**WHAT TO DO:** Copy out the entries below precisely; nothing is to be omitted.

────

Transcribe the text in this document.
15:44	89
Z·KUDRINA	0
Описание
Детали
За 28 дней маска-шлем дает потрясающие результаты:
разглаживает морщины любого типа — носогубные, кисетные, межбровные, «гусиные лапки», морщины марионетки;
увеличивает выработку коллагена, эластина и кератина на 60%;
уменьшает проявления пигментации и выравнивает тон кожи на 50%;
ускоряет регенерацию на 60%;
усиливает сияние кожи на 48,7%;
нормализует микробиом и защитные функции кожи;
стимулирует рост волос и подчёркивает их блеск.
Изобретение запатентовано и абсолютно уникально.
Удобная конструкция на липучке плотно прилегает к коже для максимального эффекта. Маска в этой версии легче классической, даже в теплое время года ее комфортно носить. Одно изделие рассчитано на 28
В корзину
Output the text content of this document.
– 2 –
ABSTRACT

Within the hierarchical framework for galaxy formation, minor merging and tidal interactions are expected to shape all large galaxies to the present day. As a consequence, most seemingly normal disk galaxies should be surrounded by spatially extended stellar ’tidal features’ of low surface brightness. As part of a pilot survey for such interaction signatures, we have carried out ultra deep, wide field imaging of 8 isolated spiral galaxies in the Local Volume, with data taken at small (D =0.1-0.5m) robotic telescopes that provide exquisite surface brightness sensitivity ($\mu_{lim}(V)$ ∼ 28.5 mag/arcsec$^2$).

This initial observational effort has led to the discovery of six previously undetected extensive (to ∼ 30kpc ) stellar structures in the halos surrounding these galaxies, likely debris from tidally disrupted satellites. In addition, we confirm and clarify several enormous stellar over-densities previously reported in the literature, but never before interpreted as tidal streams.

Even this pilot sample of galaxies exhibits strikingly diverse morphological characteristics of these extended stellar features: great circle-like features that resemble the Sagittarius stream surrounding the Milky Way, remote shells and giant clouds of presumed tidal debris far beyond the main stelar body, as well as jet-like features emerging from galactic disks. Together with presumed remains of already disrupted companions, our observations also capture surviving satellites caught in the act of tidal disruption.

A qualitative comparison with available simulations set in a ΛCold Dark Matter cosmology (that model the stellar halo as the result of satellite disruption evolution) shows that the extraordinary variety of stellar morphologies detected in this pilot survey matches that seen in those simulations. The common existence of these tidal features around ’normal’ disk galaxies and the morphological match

────

**RESPONSE TO THE TASK:**
Transcribe the text in this document.
15:44	89
Z·KUDRINA	0
Описание
Детали
За 28 дней маска-шлем дает потрясающие результаты:
разглаживает морщины любого типа — носогубные, кисетные, межбровные, «гусиные лапки», морщины марионетки;
увеличивает выработку коллагена, эластина и кератина на 60%;
уменьшает проявления пигментации и выравнивает тон кожи на 50%;
ускоряет регенерацию на 60%;
усиливает сияние кожи на 48,7%;
нормализует микробиом и защитные функции кожи;
стимулирует рост волос и подчёркивает их блеск.
Изобретение запатентовано и абсолютно уникально.
Удобная конструкция на липучке плотно прилегает к коже для максимального эффекта. Маска в этой версии легче классической, даже в теплое время года ее комфортно носить. Одно изделие рассчитано на 28
В корзину
Output the text content of this document.
– 2 –
ABSTRACT

Within the hierarchical framework for galaxy formation, minor merging and tidal interactions are expected to shape all large galaxies to the present day. As a consequence, most seemingly normal disk galaxies should be surrounded by spatially extended stellar ’tidal features’ of low surface brightness. As part of a pilot survey for such interaction signatures, we have carried out ultra deep, wide field imaging of 8 isolated spiral galaxies in the Local Volume, with data taken at small (D =0.1-0.5m) robotic telescopes that provide exquisite surface brightness sensitivity ($\mu_{lim}(V)$ ∼ 28.5 mag/arcsec$^2$).

This initial observational effort has led to the discovery of six previously undetected extensive (to ∼ 30kpc ) stellar structures in the halos surrounding these galaxies, likely debris from tidally disrupted satellites. In addition, we confirm and clarify several enormous stellar over-densities previously reported in the literature, but never before interpreted as tidal streams.

Even this pilot sample of galaxies exhibits strikingly diverse morphological characteristics of these extended stellar features: great circle-like features that resemble the Sagittarius stream surrounding the Milky Way, remote shells and giant clouds of presumed tidal debris far beyond the main stelar body, as well as jet-like features emerging from galactic disks. Together with presumed remains of already disrupted companions, our observations also capture surviving satellites caught in the act of tidal disruption.

A qualitative comparison with available simulations set in a ΛCold Dark Matter cosmology (that model the stellar halo as the result of satellite disruption evolution) shows that the extraordinary variety of stellar morphologies detected in this pilot survey matches that seen in those simulations. The common existence of these tidal features around ’normal’ disk galaxies and the morphological match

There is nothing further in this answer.